Task brief :: Report how many lines of the following entries include the string "的标记如下"; respond with the number alone.

>> begin

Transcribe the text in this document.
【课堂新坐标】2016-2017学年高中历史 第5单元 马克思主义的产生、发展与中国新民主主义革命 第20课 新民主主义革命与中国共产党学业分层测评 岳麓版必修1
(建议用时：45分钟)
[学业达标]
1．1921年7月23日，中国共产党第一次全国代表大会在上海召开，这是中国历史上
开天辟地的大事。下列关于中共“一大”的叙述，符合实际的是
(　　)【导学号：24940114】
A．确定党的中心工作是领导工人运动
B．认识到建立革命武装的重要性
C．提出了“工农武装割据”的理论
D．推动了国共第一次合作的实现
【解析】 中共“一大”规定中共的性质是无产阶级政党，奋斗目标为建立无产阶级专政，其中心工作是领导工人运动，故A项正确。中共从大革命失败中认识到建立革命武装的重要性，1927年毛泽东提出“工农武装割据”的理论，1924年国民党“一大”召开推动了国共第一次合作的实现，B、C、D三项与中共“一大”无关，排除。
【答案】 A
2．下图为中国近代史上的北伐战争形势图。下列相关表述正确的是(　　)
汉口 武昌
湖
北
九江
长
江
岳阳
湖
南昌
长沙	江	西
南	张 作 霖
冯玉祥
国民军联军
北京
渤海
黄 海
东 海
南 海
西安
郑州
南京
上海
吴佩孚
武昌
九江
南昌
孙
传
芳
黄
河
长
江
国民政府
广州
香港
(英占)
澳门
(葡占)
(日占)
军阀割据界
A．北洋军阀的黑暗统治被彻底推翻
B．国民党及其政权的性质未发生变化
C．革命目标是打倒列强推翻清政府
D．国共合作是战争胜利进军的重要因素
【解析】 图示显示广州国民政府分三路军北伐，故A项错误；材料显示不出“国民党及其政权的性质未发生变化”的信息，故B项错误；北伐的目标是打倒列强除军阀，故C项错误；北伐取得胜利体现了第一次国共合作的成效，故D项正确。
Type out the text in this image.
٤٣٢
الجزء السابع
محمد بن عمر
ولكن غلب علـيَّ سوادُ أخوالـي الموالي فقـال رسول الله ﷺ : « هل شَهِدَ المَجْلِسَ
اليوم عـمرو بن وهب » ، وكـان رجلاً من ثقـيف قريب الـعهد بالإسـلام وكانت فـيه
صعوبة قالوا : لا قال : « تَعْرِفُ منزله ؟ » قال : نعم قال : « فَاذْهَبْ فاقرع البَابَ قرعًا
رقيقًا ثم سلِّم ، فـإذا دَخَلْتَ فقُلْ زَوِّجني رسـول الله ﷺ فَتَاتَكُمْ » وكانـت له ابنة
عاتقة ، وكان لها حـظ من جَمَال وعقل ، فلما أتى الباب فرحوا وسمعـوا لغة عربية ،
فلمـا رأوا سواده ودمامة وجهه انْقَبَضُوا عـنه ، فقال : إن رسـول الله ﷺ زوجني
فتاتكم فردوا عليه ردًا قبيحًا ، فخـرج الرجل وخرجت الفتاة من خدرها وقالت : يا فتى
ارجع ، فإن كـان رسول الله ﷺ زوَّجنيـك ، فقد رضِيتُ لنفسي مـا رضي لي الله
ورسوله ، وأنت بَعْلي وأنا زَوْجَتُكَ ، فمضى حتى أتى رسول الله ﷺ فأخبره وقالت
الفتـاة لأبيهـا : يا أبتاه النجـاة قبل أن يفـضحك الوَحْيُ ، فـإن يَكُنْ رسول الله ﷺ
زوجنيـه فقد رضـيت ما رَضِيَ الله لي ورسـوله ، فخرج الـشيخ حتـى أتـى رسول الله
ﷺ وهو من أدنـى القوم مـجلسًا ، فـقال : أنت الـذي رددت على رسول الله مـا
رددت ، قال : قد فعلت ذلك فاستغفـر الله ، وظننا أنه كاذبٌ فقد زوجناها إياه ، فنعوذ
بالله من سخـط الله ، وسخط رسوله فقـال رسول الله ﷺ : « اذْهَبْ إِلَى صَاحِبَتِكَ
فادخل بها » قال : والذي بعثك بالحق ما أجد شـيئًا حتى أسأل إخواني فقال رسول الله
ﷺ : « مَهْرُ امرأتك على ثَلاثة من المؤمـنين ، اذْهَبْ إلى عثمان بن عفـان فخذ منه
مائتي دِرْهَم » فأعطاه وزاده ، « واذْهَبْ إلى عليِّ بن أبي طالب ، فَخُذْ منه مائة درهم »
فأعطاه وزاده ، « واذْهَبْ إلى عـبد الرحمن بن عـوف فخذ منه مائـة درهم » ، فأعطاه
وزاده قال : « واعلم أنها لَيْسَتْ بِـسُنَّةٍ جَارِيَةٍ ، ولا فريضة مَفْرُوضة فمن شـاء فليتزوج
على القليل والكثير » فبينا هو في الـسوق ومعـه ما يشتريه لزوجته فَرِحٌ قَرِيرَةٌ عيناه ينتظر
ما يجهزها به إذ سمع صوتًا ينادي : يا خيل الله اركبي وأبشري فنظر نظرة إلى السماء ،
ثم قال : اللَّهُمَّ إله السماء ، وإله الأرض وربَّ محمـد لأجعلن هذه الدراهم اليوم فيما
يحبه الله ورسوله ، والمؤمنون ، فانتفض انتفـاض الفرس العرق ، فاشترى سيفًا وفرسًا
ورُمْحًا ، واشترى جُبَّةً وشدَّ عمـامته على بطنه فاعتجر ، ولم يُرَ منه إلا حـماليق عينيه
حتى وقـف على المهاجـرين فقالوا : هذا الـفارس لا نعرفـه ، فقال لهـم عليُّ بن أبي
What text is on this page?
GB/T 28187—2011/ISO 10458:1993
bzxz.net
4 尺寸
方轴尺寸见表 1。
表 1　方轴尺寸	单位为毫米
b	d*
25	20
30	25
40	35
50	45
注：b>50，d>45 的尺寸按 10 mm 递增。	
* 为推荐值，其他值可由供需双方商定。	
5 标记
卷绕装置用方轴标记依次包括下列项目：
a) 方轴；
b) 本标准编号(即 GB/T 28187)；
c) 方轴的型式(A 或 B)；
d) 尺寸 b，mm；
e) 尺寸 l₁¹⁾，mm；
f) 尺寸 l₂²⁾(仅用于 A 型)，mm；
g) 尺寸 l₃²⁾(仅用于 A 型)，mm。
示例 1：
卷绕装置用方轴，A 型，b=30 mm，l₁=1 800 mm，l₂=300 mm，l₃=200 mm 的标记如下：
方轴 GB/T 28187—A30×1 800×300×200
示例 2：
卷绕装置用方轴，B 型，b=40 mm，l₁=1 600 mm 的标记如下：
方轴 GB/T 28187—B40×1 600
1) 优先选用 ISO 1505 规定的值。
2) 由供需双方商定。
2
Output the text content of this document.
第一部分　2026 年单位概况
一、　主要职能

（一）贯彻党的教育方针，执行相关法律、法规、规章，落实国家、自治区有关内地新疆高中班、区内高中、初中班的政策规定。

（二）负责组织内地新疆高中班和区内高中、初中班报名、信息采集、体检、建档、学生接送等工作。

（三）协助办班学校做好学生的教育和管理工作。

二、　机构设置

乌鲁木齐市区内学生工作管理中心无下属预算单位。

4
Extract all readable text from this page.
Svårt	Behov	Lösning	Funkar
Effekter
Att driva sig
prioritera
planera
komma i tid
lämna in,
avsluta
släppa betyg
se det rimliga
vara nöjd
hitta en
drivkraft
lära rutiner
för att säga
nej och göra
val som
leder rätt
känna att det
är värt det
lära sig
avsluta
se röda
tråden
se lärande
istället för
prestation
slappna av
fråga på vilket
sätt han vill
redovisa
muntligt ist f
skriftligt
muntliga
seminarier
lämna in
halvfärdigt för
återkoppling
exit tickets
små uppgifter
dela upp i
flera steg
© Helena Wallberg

>> end

Solution to the exercise :: 2